→ **Short problem**
Find how many lines in the data below mention "简单提及". Give the number only.

→ **Data supplied**
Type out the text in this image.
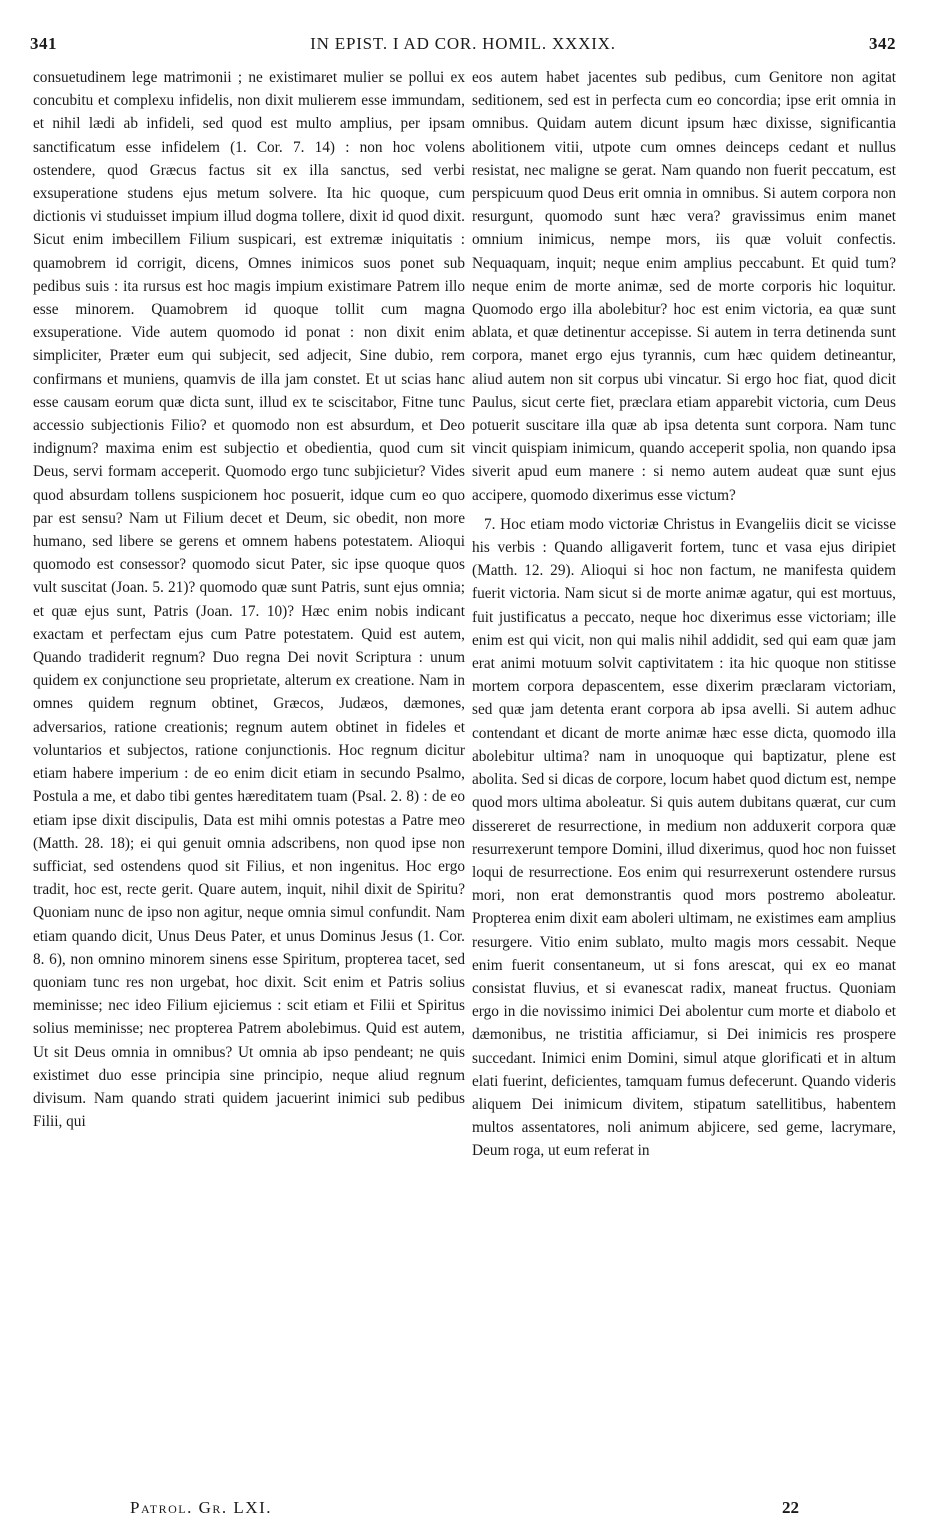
341	IN EPIST. I AD COR. HOMIL. XXXIX.	342

consuetudinem lege matrimonii ; ne existimaret mulier se pollui ex concubitu et complexu infidelis, non dixit mulierem esse immundam, et nihil lædi ab infideli, sed quod est multo amplius, per ipsam sanctificatum esse infidelem (1. Cor. 7. 14) : non hoc volens ostendere, quod Græcus factus sit ex illa sanctus, sed verbi exsuperatione studens ejus metum solvere. Ita hic quoque, cum dictionis vi studuisset impium illud dogma tollere, dixit id quod dixit. Sicut enim imbecillem Filium suspicari, est extremæ iniquitatis : quamobrem id corrigit, dicens, Omnes inimicos suos ponet sub pedibus suis : ita rursus est hoc magis impium existimare Patrem illo esse minorem. Quamobrem id quoque tollit cum magna exsuperatione. Vide autem quomodo id ponat : non dixit enim simpliciter, Præter eum qui subjecit, sed adjecit, Sine dubio, rem confirmans et muniens, quamvis de illa jam constet. Et ut scias hanc esse causam eorum quæ dicta sunt, illud ex te sciscitabor, Fitne tunc accessio subjectionis Filio? et quomodo non est absurdum, et Deo indignum? maxima enim est subjectio et obedientia, quod cum sit Deus, servi formam acceperit. Quomodo ergo tunc subjicietur? Vides quod absurdam tollens suspicionem hoc posuerit, idque cum eo quo par est sensu? Nam ut Filium decet et Deum, sic obedit, non more humano, sed libere se gerens et omnem habens potestatem. Alioqui quomodo est consessor? quomodo sicut Pater, sic ipse quoque quos vult suscitat (Joan. 5. 21)? quomodo quæ sunt Patris, sunt ejus omnia; et quæ ejus sunt, Patris (Joan. 17. 10)? Hæc enim nobis indicant exactam et perfectam ejus cum Patre potestatem. Quid est autem, Quando tradiderit regnum? Duo regna Dei novit Scriptura : unum quidem ex conjunctione seu proprietate, alterum ex creatione. Nam in omnes quidem regnum obtinet, Græcos, Judæos, dæmones, adversarios, ratione creationis; regnum autem obtinet in fideles et voluntarios et subjectos, ratione conjunctionis. Hoc regnum dicitur etiam habere imperium : de eo enim dicit etiam in secundo Psalmo, Postula a me, et dabo tibi gentes hæreditatem tuam (Psal. 2. 8) : de eo etiam ipse dixit discipulis, Data est mihi omnis potestas a Patre meo (Matth. 28. 18); ei qui genuit omnia adscribens, non quod ipse non sufficiat, sed ostendens quod sit Filius, et non ingenitus. Hoc ergo tradit, hoc est, recte gerit. Quare autem, inquit, nihil dixit de Spiritu? Quoniam nunc de ipso non agitur, neque omnia simul confundit. Nam etiam quando dicit, Unus Deus Pater, et unus Dominus Jesus (1. Cor. 8. 6), non omnino minorem sinens esse Spiritum, propterea tacet, sed quoniam tunc res non urgebat, hoc dixit. Scit enim et Patris solius meminisse; nec ideo Filium ejiciemus : scit etiam et Filii et Spiritus solius meminisse; nec propterea Patrem abolebimus. Quid est autem, Ut sit Deus omnia in omnibus? Ut omnia ab ipso pendeant; ne quis existimet duo esse principia sine principio, neque aliud regnum divisum. Nam quando strati quidem jacuerint inimici sub pedibus Filii, qui

eos autem habet jacentes sub pedibus, cum Genitore non agitat seditionem, sed est in perfecta cum eo concordia; ipse erit omnia in omnibus. Quidam autem dicunt ipsum hæc dixisse, significantia abolitionem vitii, utpote cum omnes deinceps cedant et nullus resistat, nec maligne se gerat. Nam quando non fuerit peccatum, est perspicuum quod Deus erit omnia in omnibus. Si autem corpora non resurgunt, quomodo sunt hæc vera? gravissimus enim manet omnium inimicus, nempe mors, iis quæ voluit confectis. Nequaquam, inquit; neque enim amplius peccabunt. Et quid tum? neque enim de morte animæ, sed de morte corporis hic loquitur. Quomodo ergo illa abolebitur? hoc est enim victoria, ea quæ sunt ablata, et quæ detinentur accepisse. Si autem in terra detinenda sunt corpora, manet ergo ejus tyrannis, cum hæc quidem detineantur, aliud autem non sit corpus ubi vincatur. Si ergo hoc fiat, quod dicit Paulus, sicut certe fiet, præclara etiam apparebit victoria, cum Deus potuerit suscitare illa quæ ab ipsa detenta sunt corpora. Nam tunc vincit quispiam inimicum, quando acceperit spolia, non quando ipsa siverit apud eum manere : si nemo autem audeat quæ sunt ejus accipere, quomodo dixerimus esse victum?

7. Hoc etiam modo victoriæ Christus in Evangeliis dicit se vicisse his verbis : Quando alligaverit fortem, tunc et vasa ejus diripiet (Matth. 12. 29). Alioqui si hoc non factum, ne manifesta quidem fuerit victoria. Nam sicut si de morte animæ agatur, qui est mortuus, fuit justificatus a peccato, neque hoc dixerimus esse victoriam; ille enim est qui vicit, non qui malis nihil addidit, sed qui eam quæ jam erat animi motuum solvit captivitatem : ita hic quoque non stitisse mortem corpora depascentem, esse dixerim præclaram victoriam, sed quæ jam detenta erant corpora ab ipsa avelli. Si autem adhuc contendant et dicant de morte animæ hæc esse dicta, quomodo illa abolebitur ultima? nam in unoquoque qui baptizatur, plene est abolita. Sed si dicas de corpore, locum habet quod dictum est, nempe quod mors ultima aboleatur. Si quis autem dubitans quærat, cur cum dissereret de resurrectione, in medium non adduxerit corpora quæ resurrexerunt tempore Domini, illud dixerimus, quod hoc non fuisset loqui de resurrectione. Eos enim qui resurrexerunt ostendere rursus mori, non erat demonstrantis quod mors postremo aboleatur. Propterea enim dixit eam aboleri ultimam, ne existimes eam amplius resurgere. Vitio enim sublato, multo magis mors cessabit. Neque enim fuerit consentaneum, ut si fons arescat, qui ex eo manat consistat fluvius, et si evanescat radix, maneat fructus. Quoniam ergo in die novissimo inimici Dei abolentur cum morte et diabolo et dæmonibus, ne tristitia afficiamur, si Dei inimicis res prospere succedant. Inimici enim Domini, simul atque glorificati et in altum elati fuerint, deficientes, tamquam fumus defecerunt. Quando videris aliquem Dei inimicum divitem, stipatum satellitibus, habentem multos assentatores, noli animum abjicere, sed geme, lacrymare, Deum roga, ut eum referat in

Patrol. Gr. LXI.	22
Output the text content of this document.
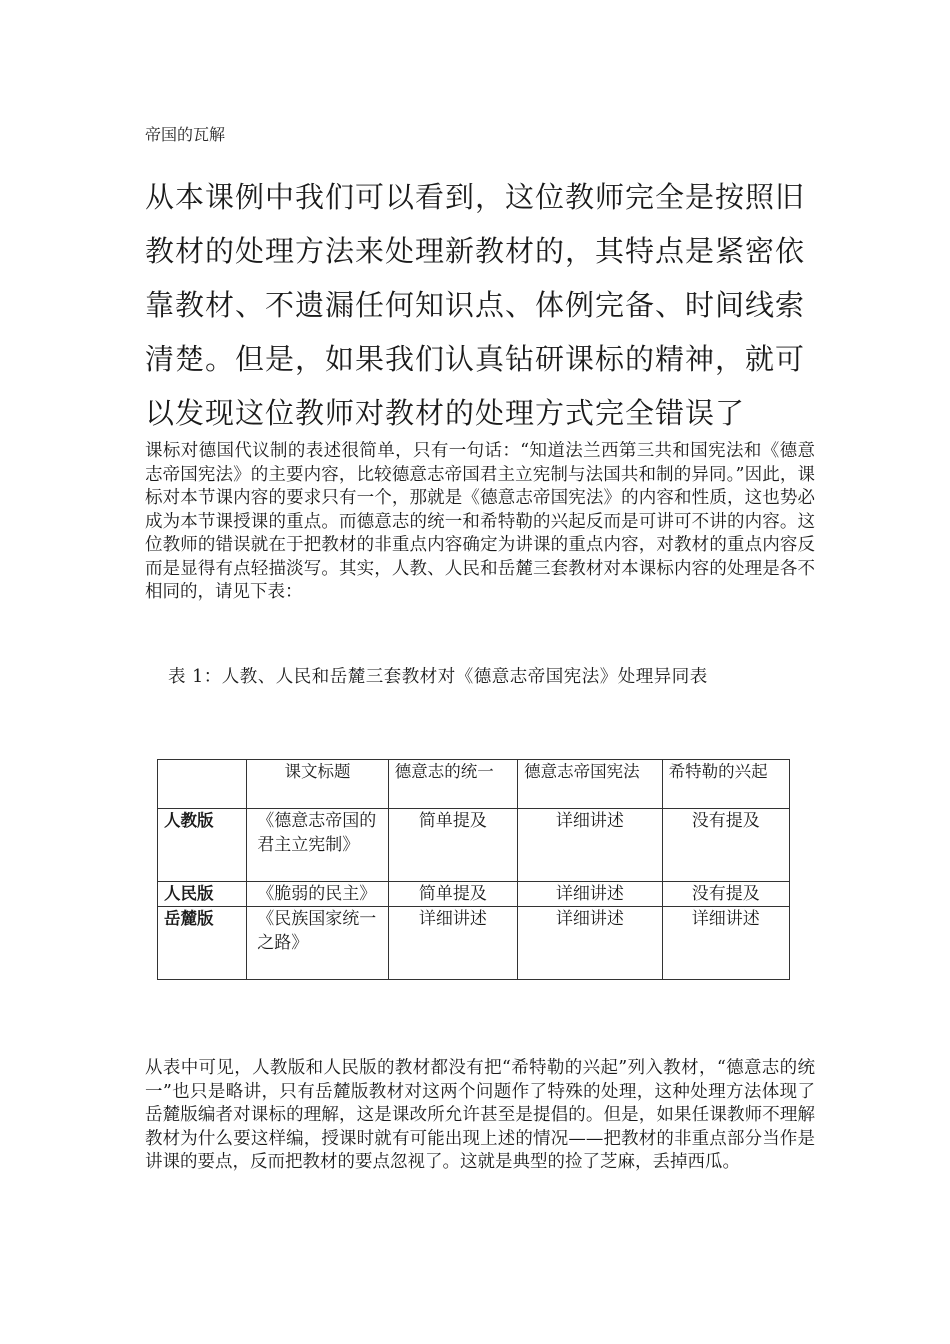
帝国的瓦解
从本课例中我们可以看到，这位教师完全是按照旧教材的处理方法来处理新教材的，其特点是紧密依靠教材、不遗漏任何知识点、体例完备、时间线索清楚。但是，如果我们认真钻研课标的精神，就可以发现这位教师对教材的处理方式完全错误了
课标对德国代议制的表述很简单，只有一句话：“知道法兰西第三共和国宪法和《德意志帝国宪法》的主要内容，比较德意志帝国君主立宪制与法国共和制的异同。”因此，课标对本节课内容的要求只有一个，那就是《德意志帝国宪法》的内容和性质，这也势必成为本节课授课的重点。而德意志的统一和希特勒的兴起反而是可讲可不讲的内容。这位教师的错误就在于把教材的非重点内容确定为讲课的重点内容，对教材的重点内容反而是显得有点轻描淡写。其实，人教、人民和岳麓三套教材对本课标内容的处理是各不相同的，请见下表：
表 1：人教、人民和岳麓三套教材对《德意志帝国宪法》处理异同表
	课文标题	德意志的统一	德意志帝国宪法	希特勒的兴起
人教版	《德意志帝国的
君主立宪制》	简单提及	详细讲述	没有提及
人民版	《脆弱的民主》	简单提及	详细讲述	没有提及
岳麓版	《民族国家统一
之路》	详细讲述	详细讲述	详细讲述
从表中可见，人教版和人民版的教材都没有把“希特勒的兴起”列入教材，“德意志的统一”也只是略讲，只有岳麓版教材对这两个问题作了特殊的处理，这种处理方法体现了岳麓版编者对课标的理解，这是课改所允许甚至是提倡的。但是，如果任课教师不理解教材为什么要这样编，授课时就有可能出现上述的情况——把教材的非重点部分当作是讲课的要点，反而把教材的要点忽视了。这就是典型的捡了芝麻，丢掉西瓜。
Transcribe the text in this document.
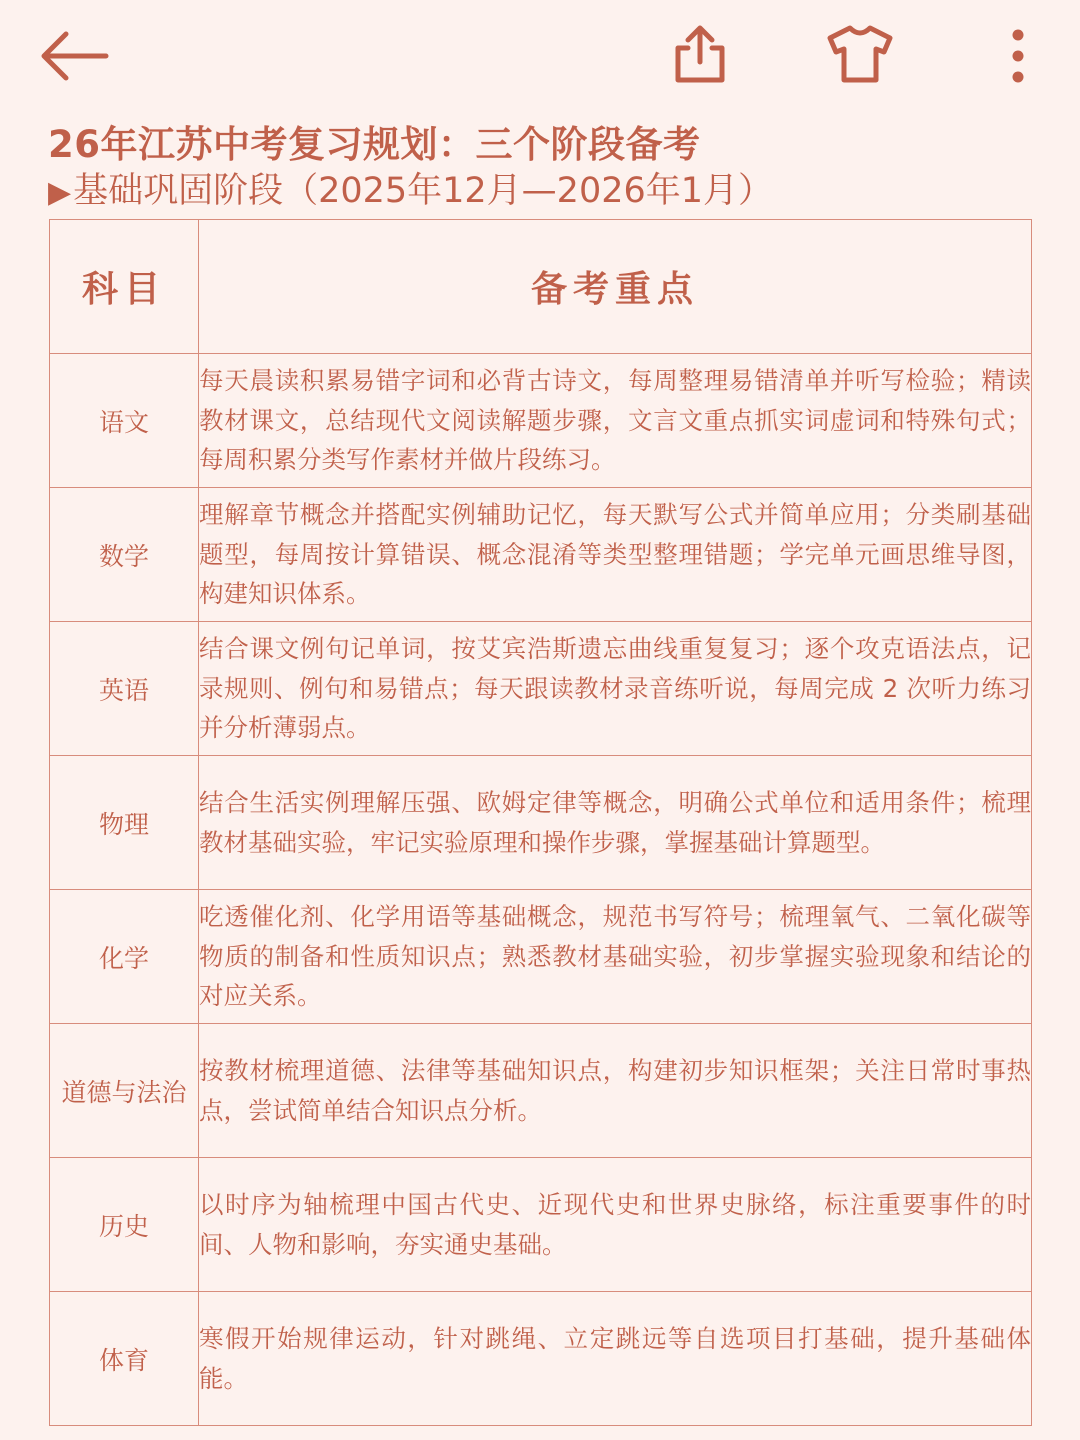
26年江苏中考复习规划：三个阶段备考
▶基础巩固阶段（2025年12月—2026年1月）
科目	备考重点
语文	每天晨读积累易错字词和必背古诗文，每周整理易错清单并听写检验；精读教材课文，总结现代文阅读解题步骤，文言文重点抓实词虚词和特殊句式；每周积累分类写作素材并做片段练习。
数学	理解章节概念并搭配实例辅助记忆，每天默写公式并简单应用；分类刷基础题型，每周按计算错误、概念混淆等类型整理错题；学完单元画思维导图，构建知识体系。
英语	结合课文例句记单词，按艾宾浩斯遗忘曲线重复复习；逐个攻克语法点，记录规则、例句和易错点；每天跟读教材录音练听说，每周完成 2 次听力练习并分析薄弱点。
物理	结合生活实例理解压强、欧姆定律等概念，明确公式单位和适用条件；梳理教材基础实验，牢记实验原理和操作步骤，掌握基础计算题型。
化学	吃透催化剂、化学用语等基础概念，规范书写符号；梳理氧气、二氧化碳等物质的制备和性质知识点；熟悉教材基础实验，初步掌握实验现象和结论的对应关系。
道德与法治	按教材梳理道德、法律等基础知识点，构建初步知识框架；关注日常时事热点，尝试简单结合知识点分析。
历史	以时序为轴梳理中国古代史、近现代史和世界史脉络，标注重要事件的时间、人物和影响，夯实通史基础。
体育	寒假开始规律运动，针对跳绳、立定跳远等自选项目打基础，提升基础体能。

→ **Answer in full**
2